- [What to work on]: Read through the data and report every line in which the word "deliver" occurs.

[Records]
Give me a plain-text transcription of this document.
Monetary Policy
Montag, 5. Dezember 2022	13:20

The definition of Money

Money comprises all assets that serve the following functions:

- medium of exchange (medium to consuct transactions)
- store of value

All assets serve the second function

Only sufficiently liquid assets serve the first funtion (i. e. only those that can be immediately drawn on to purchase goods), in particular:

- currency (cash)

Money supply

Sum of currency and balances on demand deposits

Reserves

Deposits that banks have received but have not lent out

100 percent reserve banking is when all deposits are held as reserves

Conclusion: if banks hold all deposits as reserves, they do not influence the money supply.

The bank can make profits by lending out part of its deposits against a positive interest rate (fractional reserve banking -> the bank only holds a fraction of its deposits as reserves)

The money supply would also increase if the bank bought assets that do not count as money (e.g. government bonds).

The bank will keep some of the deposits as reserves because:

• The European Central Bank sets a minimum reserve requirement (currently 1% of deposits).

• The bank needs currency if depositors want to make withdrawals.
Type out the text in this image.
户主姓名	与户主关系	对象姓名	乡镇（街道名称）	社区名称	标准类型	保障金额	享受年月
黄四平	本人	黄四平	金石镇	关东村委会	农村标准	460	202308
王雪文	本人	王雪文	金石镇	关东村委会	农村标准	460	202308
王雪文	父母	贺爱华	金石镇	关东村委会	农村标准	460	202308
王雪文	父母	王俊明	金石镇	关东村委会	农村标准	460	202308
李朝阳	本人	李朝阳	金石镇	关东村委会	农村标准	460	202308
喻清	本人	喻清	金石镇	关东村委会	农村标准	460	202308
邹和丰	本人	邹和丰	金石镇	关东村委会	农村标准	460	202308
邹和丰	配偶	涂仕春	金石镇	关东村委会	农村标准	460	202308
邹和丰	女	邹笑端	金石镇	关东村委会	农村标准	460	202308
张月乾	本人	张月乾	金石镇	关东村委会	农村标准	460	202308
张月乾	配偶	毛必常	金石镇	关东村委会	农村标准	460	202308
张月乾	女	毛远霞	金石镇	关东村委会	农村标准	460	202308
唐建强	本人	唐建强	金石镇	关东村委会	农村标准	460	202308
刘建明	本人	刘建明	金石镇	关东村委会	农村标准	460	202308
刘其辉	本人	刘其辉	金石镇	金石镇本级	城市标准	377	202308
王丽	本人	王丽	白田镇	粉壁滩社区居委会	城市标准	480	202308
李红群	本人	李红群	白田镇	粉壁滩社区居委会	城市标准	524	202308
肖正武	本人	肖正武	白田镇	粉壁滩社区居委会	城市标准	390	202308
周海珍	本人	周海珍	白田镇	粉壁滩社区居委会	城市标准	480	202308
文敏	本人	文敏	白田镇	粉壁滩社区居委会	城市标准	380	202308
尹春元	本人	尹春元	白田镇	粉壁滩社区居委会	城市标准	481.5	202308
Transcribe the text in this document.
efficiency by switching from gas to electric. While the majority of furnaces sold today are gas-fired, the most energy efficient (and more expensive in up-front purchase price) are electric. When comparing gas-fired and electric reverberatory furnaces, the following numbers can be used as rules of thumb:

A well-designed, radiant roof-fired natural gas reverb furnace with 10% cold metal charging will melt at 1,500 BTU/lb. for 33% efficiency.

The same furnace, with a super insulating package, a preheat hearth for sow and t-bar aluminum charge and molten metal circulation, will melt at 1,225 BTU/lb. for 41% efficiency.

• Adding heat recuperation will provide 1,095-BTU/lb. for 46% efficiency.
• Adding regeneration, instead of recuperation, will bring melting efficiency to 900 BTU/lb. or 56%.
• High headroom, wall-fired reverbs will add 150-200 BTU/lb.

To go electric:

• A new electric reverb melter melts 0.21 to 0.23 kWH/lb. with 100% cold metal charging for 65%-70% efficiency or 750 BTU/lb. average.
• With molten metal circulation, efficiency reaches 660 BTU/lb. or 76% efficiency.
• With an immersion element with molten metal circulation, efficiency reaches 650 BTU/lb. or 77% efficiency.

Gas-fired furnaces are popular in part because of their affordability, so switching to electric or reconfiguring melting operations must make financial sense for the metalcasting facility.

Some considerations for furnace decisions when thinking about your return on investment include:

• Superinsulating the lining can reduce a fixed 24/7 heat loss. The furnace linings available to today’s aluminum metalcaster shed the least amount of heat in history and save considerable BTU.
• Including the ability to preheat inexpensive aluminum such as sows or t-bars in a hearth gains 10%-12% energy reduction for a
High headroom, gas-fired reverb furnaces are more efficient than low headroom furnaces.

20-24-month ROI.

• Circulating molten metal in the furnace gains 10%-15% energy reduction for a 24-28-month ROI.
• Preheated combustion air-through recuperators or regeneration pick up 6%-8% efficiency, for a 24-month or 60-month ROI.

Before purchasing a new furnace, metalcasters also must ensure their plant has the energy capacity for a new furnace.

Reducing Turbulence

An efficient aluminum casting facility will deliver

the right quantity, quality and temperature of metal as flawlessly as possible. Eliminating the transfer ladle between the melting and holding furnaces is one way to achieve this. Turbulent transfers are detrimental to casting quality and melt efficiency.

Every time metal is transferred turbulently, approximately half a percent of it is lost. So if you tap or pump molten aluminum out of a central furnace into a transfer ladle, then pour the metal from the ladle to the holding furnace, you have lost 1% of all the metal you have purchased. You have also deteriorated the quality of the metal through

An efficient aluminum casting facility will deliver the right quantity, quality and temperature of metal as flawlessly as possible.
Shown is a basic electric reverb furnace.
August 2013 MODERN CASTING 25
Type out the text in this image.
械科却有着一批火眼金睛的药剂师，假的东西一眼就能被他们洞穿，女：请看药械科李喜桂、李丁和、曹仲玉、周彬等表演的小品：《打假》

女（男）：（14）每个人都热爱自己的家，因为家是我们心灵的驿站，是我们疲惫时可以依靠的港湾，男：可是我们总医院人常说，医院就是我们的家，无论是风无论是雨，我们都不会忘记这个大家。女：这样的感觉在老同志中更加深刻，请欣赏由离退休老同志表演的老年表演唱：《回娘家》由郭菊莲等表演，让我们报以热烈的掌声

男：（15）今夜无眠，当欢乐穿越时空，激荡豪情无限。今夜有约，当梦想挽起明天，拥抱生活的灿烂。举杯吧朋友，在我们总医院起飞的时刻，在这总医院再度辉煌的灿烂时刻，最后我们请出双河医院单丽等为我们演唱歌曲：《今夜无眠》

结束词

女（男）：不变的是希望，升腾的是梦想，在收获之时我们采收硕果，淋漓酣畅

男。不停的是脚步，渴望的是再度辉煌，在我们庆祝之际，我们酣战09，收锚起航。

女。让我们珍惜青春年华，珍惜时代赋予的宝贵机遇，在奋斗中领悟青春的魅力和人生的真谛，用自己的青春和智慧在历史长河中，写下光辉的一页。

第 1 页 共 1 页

- [Output below]:
An efficient aluminum casting facility will deliver
An efficient aluminum casting facility will deliver the right quantity, quality and temperature of metal as flawlessly as possible.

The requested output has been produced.